■ Written task
What is the number of lines containing the string "this"? Answer with the number only.

■ Task material
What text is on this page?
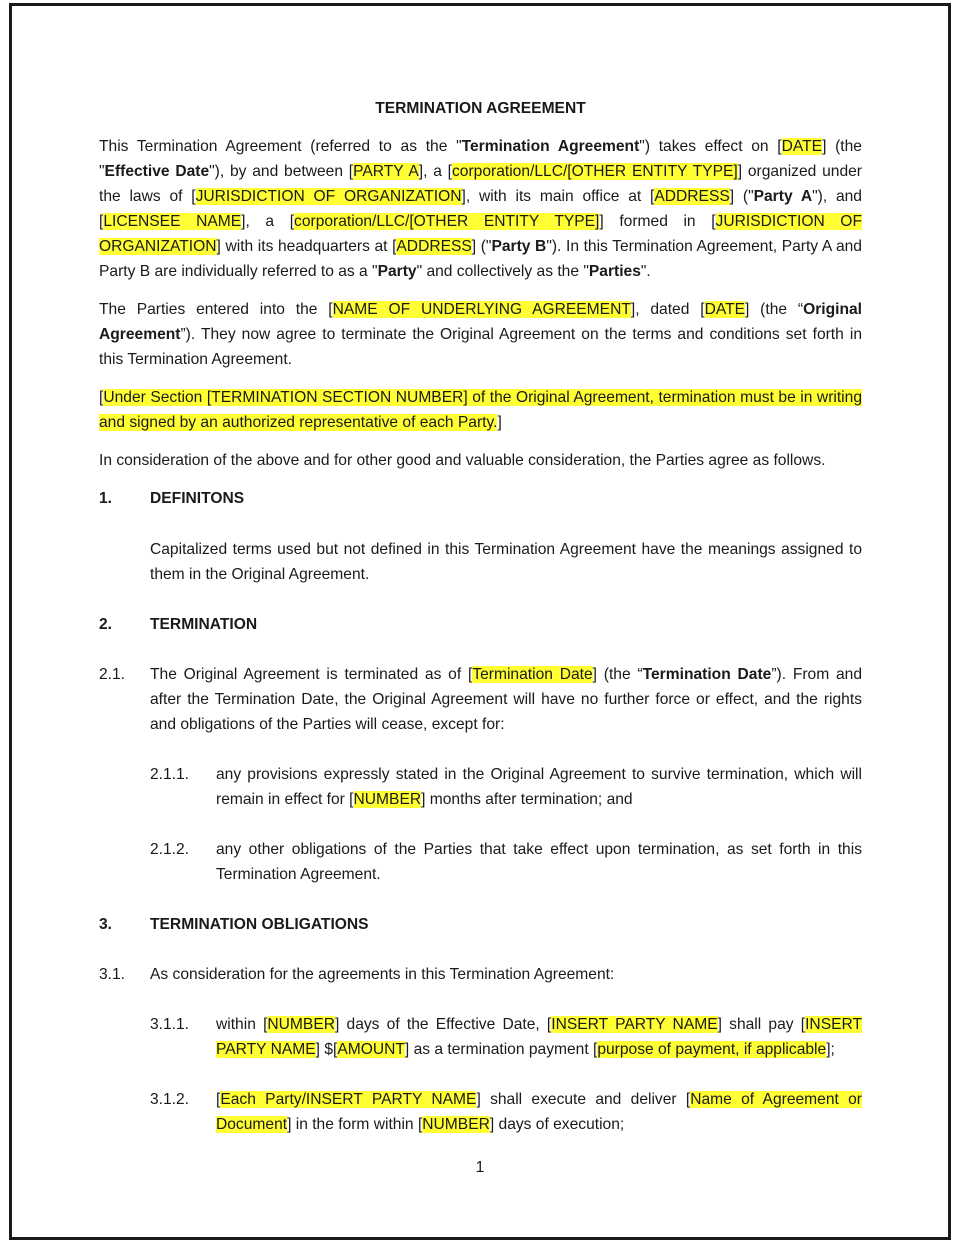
TERMINATION AGREEMENT

This Termination Agreement (referred to as the "Termination Agreement") takes effect on [DATE] (the "Effective Date"), by and between [PARTY A], a [corporation/LLC/[OTHER ENTITY TYPE]] organized under the laws of [JURISDICTION OF ORGANIZATION], with its main office at [ADDRESS] ("Party A"), and [LICENSEE NAME], a [corporation/LLC/[OTHER ENTITY TYPE]] formed in [JURISDICTION OF ORGANIZATION] with its headquarters at [ADDRESS] ("Party B"). In this Termination Agreement, Party A and Party B are individually referred to as a "Party" and collectively as the "Parties".

The Parties entered into the [NAME OF UNDERLYING AGREEMENT], dated [DATE] (the “Original Agreement”). They now agree to terminate the Original Agreement on the terms and conditions set forth in this Termination Agreement.

[Under Section [TERMINATION SECTION NUMBER] of the Original Agreement, termination must be in writing and signed by an authorized representative of each Party.]

In consideration of the above and for other good and valuable consideration, the Parties agree as follows.

1. DEFINITONS

Capitalized terms used but not defined in this Termination Agreement have the meanings assigned to them in the Original Agreement.

2. TERMINATION

2.1. The Original Agreement is terminated as of [Termination Date] (the “Termination Date”). From and after the Termination Date, the Original Agreement will have no further force or effect, and the rights and obligations of the Parties will cease, except for:

2.1.1. any provisions expressly stated in the Original Agreement to survive termination, which will remain in effect for [NUMBER] months after termination; and

2.1.2. any other obligations of the Parties that take effect upon termination, as set forth in this Termination Agreement.

3. TERMINATION OBLIGATIONS

3.1. As consideration for the agreements in this Termination Agreement:

3.1.1. within [NUMBER] days of the Effective Date, [INSERT PARTY NAME] shall pay [INSERT PARTY NAME] $[AMOUNT] as a termination payment [purpose of payment, if applicable];

3.1.2. [Each Party/INSERT PARTY NAME] shall execute and deliver [Name of Agreement or Document] in the form within [NUMBER] days of execution;

1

■ Written answer
6